───── 提示された文章

墓地の番人らしい?かなりシリアスな話の続き。


こうした感染症(この場合は小麦のですが)について、オフィシャルな情報を
日常的にチェックすることはあまり現実的ではないです。FAOや厚生労働省の
感染症速報を毎日チェックしている人なんて、あまりいない。


「あまり」いない……


もちろんWebにはそういう有益な作業をされている方もちゃんと存在します。


ProMED情報
http://promed-g.blogspot.com/
Wheat stem rust、Ug99 -イラン:初報告
http://promed-g.blogspot.com/2008/03/20080307.html


農業情報研究所
http://www.juno.dti.ne.jp/~tkitaba/index.html
新たな小麦病の世界的蔓延に警告 世界食糧危機の恐れも
http://www.juno.dti.ne.jp/~tkitaba/agrifood/agriculture/news/05091001.htm
小麦キラー・サビ病菌 アジア主要小麦生産地に迫る
http://www.juno.dti.ne.jp/~tkitaba/agrifood/disaster/08030601.htm


いずれも個人で運営されているサイトと思いますが、前者サイトはその速報性で、
後者サイトはその解説で大変有益な情報を提供してくれていますm(_ _)m


今回の小麦さび病拡大に関しても記事があります。


海外渡航の際には、こうしたサイトのログ・チェックも必要かもしれません。


さて、このUg99による小麦さび病ですが、対策はないのかしら???


2006年に既にカナダでこの小麦さび病に対する抗生物質が開発されている、との
書き込みなども検索で見付け
られますが、肝心のリリースページはリンク切れ。


ならばここで使いましょう。死者甦生!!!!!(墓地ブログだし……)


Global 'rust busters' take aim at new threat to wheat production


うーん、肝心の耐性遺伝子ないし抗生物質について、そのメカニズムや効力に
ついては詳細が書かれていないようです(細きゃーところは分かんない)。


墓地の番人に大した知識はないですが、仮にカナダ産の小麦でUg99に対して耐性を
持つ遺伝子なり抗生物質なりが発見・開発されたとしても、そもそもアフリカや
アジアの小麦で同様の効力があるかどうか
は定かではないでしょう。


小麦というのは世界各地で栽培されていますが、その品種は多く、栽培する土地
土地に合わせた改良がなされてきています。それを考えると、何か1つの特効薬で
このUg99を駆逐するのは難しいのではないでしょうか。


何より、そうした特効薬が開発されたとしても、東アフリカなど国内自給用に小麦
栽培を行っている地域では、そうした改良された小麦への切り替えや、感染から
守る新たな化学農薬などの購入は、経済的に難しいことが考えられます。


簡単に言えば、なるげくコストに上乗せすることなく品種改良を行うか、Ug99への
対抗農薬なり抗生物質を無償で(たとえば各政府が買い上げて農家には無償で)

──────────

**課題:**
1. 小麦さび病についてのブログ記事では、ProMED情報と農業情報研究所のサイトは、それぞれ何の点で有益だと述べられていますか。
2. 小麦さび病についてのブログ記事のうち、「ならばここで使いましょう。死者甦生!!!!!(墓地ブログだし……)」から「は定かではないでしょう。」までの部分を、一字も変えずにすべて書き写してください。
3. 小麦さび病についてのブログ記事を、途切れたところから書き継いでください。
記録はこの作業とは関係がありません。

───── 出典情報

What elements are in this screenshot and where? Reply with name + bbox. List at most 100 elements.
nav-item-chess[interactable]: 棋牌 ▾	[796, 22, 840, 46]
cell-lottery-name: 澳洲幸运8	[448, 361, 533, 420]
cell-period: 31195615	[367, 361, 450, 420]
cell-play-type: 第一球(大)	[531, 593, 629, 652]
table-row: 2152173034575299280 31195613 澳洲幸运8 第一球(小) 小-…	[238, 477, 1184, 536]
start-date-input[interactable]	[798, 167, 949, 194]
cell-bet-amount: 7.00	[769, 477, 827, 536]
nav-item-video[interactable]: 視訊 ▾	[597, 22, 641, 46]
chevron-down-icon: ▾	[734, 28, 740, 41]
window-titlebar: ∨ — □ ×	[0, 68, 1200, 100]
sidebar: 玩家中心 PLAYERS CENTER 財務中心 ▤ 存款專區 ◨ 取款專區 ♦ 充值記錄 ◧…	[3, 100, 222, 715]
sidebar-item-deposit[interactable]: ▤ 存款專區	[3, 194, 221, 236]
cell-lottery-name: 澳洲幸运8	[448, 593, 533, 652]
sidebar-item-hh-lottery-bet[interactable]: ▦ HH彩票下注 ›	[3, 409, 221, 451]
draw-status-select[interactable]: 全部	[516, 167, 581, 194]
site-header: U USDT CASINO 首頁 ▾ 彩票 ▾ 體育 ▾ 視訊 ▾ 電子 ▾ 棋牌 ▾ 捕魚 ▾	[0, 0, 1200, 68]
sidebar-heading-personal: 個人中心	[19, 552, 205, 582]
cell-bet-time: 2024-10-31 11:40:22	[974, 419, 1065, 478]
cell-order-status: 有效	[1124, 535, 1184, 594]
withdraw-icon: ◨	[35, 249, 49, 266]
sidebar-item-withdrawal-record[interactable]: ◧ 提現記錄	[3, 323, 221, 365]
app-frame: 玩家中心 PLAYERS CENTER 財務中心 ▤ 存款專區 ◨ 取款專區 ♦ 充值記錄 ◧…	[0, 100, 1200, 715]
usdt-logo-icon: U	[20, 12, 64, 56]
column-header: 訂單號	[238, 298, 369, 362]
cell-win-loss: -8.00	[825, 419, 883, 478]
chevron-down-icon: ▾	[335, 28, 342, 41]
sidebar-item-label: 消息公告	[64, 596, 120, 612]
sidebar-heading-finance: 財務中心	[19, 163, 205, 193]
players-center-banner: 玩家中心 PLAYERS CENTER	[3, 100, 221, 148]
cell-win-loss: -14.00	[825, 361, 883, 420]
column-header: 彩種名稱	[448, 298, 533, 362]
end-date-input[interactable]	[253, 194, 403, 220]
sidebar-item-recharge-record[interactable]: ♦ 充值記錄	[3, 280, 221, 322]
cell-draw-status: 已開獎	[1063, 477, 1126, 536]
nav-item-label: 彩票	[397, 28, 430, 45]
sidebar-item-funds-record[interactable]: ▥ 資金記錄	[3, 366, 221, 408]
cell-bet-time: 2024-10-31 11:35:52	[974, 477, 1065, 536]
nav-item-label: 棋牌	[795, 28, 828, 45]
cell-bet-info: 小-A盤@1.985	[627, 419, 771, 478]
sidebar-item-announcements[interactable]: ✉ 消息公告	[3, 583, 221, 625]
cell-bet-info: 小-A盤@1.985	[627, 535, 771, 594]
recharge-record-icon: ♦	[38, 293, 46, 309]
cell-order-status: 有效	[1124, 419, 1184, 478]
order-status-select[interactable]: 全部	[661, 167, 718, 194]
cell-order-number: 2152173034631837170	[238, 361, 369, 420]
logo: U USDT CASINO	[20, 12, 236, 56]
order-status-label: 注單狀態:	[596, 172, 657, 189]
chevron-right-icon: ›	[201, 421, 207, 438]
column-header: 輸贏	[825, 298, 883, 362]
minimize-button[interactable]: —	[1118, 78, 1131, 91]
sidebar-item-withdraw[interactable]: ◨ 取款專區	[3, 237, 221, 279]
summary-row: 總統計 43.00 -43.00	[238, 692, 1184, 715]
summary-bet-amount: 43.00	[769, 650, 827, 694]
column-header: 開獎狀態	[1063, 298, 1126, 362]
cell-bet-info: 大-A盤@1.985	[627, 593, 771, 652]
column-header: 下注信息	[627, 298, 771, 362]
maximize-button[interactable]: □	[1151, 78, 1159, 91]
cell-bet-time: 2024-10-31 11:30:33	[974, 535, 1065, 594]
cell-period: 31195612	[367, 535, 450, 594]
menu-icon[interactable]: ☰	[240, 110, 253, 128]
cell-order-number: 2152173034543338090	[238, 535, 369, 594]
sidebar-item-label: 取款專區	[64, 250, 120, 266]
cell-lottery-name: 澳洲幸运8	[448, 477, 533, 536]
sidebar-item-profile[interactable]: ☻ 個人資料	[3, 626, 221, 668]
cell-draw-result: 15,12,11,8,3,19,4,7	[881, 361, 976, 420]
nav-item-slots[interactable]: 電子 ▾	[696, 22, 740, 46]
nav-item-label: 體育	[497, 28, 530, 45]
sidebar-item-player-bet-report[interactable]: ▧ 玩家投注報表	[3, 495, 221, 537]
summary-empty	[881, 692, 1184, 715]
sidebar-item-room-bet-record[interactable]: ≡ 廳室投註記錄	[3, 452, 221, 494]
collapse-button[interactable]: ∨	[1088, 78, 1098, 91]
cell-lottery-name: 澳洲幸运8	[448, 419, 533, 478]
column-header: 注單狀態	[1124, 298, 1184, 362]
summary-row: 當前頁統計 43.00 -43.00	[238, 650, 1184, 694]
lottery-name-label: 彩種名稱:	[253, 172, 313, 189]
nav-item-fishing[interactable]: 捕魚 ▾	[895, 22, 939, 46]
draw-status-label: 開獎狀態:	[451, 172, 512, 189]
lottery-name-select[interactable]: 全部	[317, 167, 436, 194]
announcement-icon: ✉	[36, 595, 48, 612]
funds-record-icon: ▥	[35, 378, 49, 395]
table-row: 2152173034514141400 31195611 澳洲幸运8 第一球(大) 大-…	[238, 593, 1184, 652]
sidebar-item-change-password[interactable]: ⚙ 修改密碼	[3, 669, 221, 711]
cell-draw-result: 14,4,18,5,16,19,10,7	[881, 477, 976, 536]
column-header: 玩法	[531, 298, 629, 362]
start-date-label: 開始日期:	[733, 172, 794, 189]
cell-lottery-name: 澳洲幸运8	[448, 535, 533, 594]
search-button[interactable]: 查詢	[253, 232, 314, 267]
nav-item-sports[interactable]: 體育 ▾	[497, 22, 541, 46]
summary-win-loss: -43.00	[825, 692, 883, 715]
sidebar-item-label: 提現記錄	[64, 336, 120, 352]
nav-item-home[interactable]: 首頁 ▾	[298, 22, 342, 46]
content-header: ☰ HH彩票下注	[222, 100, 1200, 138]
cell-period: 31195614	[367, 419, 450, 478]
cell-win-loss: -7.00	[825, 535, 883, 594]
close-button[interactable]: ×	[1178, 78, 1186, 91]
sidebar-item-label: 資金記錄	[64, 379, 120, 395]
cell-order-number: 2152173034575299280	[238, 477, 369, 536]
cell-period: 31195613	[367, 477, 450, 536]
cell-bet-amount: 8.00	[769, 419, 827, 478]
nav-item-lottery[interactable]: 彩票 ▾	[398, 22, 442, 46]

──────────

**解答:**
1. ProMED情報はその速報性で、農業情報研究所はその解説で有益だと述べられています。

2.
ならばここで使いましょう。死者甦生!!!!!(墓地ブログだし……)


Global 'rust busters' take aim at new threat to wheat production


うーん、肝心の耐性遺伝子ないし抗生物質について、そのメカニズムや効力に
ついては詳細が書かれていないようです(細きゃーところは分かんない)。


墓地の番人に大した知識はないですが、仮にカナダ産の小麦でUg99に対して耐性を
持つ遺伝子なり抗生物質なりが発見・開発されたとしても、そもそもアフリカや
アジアの小麦で同様の効力があるかどうか
は定かではないでしょう。

3.
配布するなどの措置がなされない限り、長期にわたって大きな被害を免れることは
難しいのではないか
と思います。


つまり、このUg99の問題は、世界的な食糧危機に直結し得る問題です。


だからこそ、そうした事態を避け、このUg99と小麦さび病に勝とうと思うなら、
全世界的な協力が必要になるはずです。


立てよ! 世界市民!!!?


……え~と、これはFOAの記事内にもあったノーベル賞作物科学者ノーマン・ボー
ローグ Norman Borlaug 氏
の受け売り(拡大解説)ですわ(汗)


冷やかした書き方をしましたが、これはマジに書くのが恥ずかしいくらい真剣で
深刻なメッセージ
なのだと思います。そう信じたい。


Ug99への対抗策研究に関しては、このボーローグ氏の名前を冠した機関があります。


Global Rust Initiative
http://www.globalrust.org/


最初、FOAや農業情報研究所の記事から、ずっと「BGRI」で探していたのですが、
全然見つからない……


ボーローグ博士の名前を外したのがこのサイトの正式名称なのですが、どうも
一般的には博士の名前を付けた「BGRI」で知られている様子……。


博士はすでにかなりのご高齢のはずですが、名前が外されたのは一体誰の思惑??

もちろんご本人のご謙遜からかもしれませんが……考え過ぎでしょうか。



賢明なる(そして多少スレた)Web読者ならお気付きと思います。


そうです。


このUg99と小麦さび病の問題には、ドロドロとしたものがつきまとっています。


小麦の壊滅的不作の可能性を知りながら、それを食い物にしている、食い物に
しようとしている
人間がいることは、おそらく間違いありません。陰謀説を語る
人も見受けられますが(Ug99は人為的に作られ、散布された。小麦価格が上昇し
そこから利益を上げることを目的として。あるいは敵国への食糧テロとして)、
その可能性を笑って否定できないほど、この問題はドロドロしたものの渦中に
あります。


Ug99の出自には関心ありません。それが陰謀かどうかは、この真菌が存在して
しまっている現在では、あまり意味がないように思います。


その真菌はすでにあって、人類の食糧を支える小麦が危険にさらされている。


それがいまある現実のようです。


Ug99への耐性菌培養に成功したとして、それが仮にA国で成功したとして……
果たしてそのA国は政治的・経済的に敵対関係にあるB国へそれを売り渡すで
しょうか。
価格を吊り上げたりせずに。


そもそも耐性菌培養に成功したことを公表するでしょうか。


やだなぁ……こんなこと考えたくないなぁ……


だからドロドロしたものにって書いたのです(ノ_・。)


この国でマスコミを通じてこの問題が報道されないこともその1つです。


まあ、狂牛病鳥インフルエンザのように人間に感染する可能性があるものじゃ
(いまのところ……というかたぶんこれからも)ないし、その存在を知っても
何が出来るわけでもない(高騰を見越して小麦の買いだめできるわけでもない)
から、報道しなくて害があるわけじゃないけど……
サイパンに記者送る余裕ある
なら、こっちを放送しませんかね!!!


ボーローグ博士が言うように、ここは世界的な協力体制で、小麦壊滅的な被害!!!
とかから、人類を救って頂けたらと思います。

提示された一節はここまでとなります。